■ AIM OF THE EXERCISE
Count how many lines hold the string "million". Give that number alone.

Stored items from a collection
————————

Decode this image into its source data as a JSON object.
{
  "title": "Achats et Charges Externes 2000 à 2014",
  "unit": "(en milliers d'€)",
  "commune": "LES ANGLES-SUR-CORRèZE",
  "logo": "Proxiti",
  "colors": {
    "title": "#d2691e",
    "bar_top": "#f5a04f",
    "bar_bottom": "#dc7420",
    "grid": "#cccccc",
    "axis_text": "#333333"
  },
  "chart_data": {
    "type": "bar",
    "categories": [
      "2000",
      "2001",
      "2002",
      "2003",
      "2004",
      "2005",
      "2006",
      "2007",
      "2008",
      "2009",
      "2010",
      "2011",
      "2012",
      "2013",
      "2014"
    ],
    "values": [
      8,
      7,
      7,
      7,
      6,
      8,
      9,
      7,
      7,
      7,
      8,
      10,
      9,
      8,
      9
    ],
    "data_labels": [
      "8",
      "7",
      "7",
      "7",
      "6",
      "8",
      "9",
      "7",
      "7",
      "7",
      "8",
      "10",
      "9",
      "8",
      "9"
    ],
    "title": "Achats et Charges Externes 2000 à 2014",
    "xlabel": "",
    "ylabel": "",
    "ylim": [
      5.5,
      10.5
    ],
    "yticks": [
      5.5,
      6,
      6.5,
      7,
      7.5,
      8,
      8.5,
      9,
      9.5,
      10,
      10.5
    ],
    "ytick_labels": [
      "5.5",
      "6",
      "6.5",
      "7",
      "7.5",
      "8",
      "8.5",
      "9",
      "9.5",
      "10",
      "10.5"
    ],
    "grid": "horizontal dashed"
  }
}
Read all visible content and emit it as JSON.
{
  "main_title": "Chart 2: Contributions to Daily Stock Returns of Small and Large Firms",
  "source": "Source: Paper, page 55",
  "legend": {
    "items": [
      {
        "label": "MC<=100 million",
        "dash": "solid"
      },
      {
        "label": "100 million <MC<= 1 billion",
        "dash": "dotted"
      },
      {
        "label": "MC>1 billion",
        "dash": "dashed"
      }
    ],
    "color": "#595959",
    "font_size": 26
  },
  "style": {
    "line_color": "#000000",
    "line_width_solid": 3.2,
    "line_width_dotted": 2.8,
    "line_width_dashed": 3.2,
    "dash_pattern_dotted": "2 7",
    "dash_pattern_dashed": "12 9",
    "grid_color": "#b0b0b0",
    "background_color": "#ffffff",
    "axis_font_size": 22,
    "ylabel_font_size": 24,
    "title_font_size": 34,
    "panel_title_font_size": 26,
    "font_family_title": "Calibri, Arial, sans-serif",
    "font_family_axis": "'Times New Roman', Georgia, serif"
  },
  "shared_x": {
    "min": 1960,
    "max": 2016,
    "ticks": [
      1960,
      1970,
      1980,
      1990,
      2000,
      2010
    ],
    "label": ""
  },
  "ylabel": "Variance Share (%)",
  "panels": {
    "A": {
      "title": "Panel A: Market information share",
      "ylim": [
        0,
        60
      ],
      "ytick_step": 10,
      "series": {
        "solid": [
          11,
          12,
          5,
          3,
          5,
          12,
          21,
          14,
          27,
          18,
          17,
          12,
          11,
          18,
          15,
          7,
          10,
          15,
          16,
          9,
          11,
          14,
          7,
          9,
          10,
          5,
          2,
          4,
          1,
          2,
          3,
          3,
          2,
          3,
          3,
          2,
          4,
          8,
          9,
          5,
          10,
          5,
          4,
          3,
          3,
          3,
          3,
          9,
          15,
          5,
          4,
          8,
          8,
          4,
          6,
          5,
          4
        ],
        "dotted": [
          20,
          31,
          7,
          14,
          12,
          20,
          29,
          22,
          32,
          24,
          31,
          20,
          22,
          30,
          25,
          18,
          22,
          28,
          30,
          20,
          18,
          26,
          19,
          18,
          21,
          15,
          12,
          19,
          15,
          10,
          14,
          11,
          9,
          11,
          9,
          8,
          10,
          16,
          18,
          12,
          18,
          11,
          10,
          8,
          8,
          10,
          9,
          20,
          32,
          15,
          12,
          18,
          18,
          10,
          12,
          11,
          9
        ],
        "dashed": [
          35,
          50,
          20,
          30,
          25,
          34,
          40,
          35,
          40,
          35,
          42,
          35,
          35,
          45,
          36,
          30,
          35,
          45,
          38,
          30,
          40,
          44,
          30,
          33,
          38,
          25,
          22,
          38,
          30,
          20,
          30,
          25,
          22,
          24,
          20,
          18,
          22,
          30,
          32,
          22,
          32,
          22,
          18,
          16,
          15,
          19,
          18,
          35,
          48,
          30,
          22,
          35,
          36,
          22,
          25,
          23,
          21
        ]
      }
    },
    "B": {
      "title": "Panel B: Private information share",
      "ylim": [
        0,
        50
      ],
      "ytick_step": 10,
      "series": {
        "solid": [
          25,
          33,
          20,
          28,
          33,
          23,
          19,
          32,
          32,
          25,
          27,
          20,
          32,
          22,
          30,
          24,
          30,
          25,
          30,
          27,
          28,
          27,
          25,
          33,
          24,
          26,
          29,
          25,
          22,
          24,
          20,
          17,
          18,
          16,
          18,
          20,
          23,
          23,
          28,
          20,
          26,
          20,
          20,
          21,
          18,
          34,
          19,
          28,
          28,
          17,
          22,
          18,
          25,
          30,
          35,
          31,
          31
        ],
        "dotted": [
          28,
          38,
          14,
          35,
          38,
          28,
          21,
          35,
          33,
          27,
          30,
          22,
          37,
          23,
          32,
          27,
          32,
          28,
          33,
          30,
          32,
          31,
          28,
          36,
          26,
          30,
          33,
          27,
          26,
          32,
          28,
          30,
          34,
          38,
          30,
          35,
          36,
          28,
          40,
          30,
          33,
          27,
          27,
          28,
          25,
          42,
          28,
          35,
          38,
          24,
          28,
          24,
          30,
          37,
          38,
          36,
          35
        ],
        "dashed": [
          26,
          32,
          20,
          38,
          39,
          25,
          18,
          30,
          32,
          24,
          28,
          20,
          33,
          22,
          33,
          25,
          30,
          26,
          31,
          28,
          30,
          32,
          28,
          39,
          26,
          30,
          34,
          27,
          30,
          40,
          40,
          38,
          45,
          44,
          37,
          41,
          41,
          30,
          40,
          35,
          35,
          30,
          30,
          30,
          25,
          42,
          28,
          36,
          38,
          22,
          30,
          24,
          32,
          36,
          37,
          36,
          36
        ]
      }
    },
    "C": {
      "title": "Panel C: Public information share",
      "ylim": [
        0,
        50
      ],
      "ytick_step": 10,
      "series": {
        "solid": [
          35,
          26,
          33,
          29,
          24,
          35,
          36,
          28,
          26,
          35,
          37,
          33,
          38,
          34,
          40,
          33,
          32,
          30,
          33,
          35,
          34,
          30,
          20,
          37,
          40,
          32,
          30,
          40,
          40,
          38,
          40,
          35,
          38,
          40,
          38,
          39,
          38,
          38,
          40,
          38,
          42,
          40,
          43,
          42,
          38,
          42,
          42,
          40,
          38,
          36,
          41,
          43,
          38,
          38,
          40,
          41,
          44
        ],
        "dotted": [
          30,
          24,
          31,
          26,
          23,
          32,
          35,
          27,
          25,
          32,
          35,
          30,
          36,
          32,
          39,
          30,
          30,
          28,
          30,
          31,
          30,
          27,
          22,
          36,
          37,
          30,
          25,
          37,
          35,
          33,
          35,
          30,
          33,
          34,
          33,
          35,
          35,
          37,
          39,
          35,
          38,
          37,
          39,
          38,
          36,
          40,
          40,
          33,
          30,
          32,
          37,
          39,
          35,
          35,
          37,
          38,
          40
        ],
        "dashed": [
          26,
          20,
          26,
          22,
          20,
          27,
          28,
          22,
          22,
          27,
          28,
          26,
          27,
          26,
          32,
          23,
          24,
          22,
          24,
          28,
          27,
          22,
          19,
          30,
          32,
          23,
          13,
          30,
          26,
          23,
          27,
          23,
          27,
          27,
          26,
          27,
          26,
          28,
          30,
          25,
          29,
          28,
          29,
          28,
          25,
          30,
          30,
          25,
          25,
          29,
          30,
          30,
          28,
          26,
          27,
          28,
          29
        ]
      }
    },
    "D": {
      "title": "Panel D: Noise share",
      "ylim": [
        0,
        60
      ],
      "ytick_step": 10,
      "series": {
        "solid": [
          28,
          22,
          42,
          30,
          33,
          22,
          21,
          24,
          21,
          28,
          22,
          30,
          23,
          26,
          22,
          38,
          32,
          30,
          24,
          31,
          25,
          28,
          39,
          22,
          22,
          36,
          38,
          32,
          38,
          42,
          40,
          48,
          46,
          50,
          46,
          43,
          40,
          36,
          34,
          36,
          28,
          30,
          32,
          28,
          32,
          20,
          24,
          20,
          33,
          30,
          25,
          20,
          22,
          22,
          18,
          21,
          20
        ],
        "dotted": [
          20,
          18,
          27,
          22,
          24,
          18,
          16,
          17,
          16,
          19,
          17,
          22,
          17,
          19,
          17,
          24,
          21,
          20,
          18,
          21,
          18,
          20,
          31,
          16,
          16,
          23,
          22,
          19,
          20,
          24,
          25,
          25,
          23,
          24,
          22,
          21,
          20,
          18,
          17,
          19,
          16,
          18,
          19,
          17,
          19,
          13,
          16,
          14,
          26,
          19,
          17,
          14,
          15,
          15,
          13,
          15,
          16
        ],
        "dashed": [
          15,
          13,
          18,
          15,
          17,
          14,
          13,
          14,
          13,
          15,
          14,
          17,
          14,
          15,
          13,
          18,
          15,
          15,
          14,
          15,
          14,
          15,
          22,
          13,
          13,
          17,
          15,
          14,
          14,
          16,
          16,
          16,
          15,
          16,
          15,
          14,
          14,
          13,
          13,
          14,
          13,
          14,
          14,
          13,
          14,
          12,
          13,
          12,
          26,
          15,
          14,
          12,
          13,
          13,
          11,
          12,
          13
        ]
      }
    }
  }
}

————————

■ RESULT
2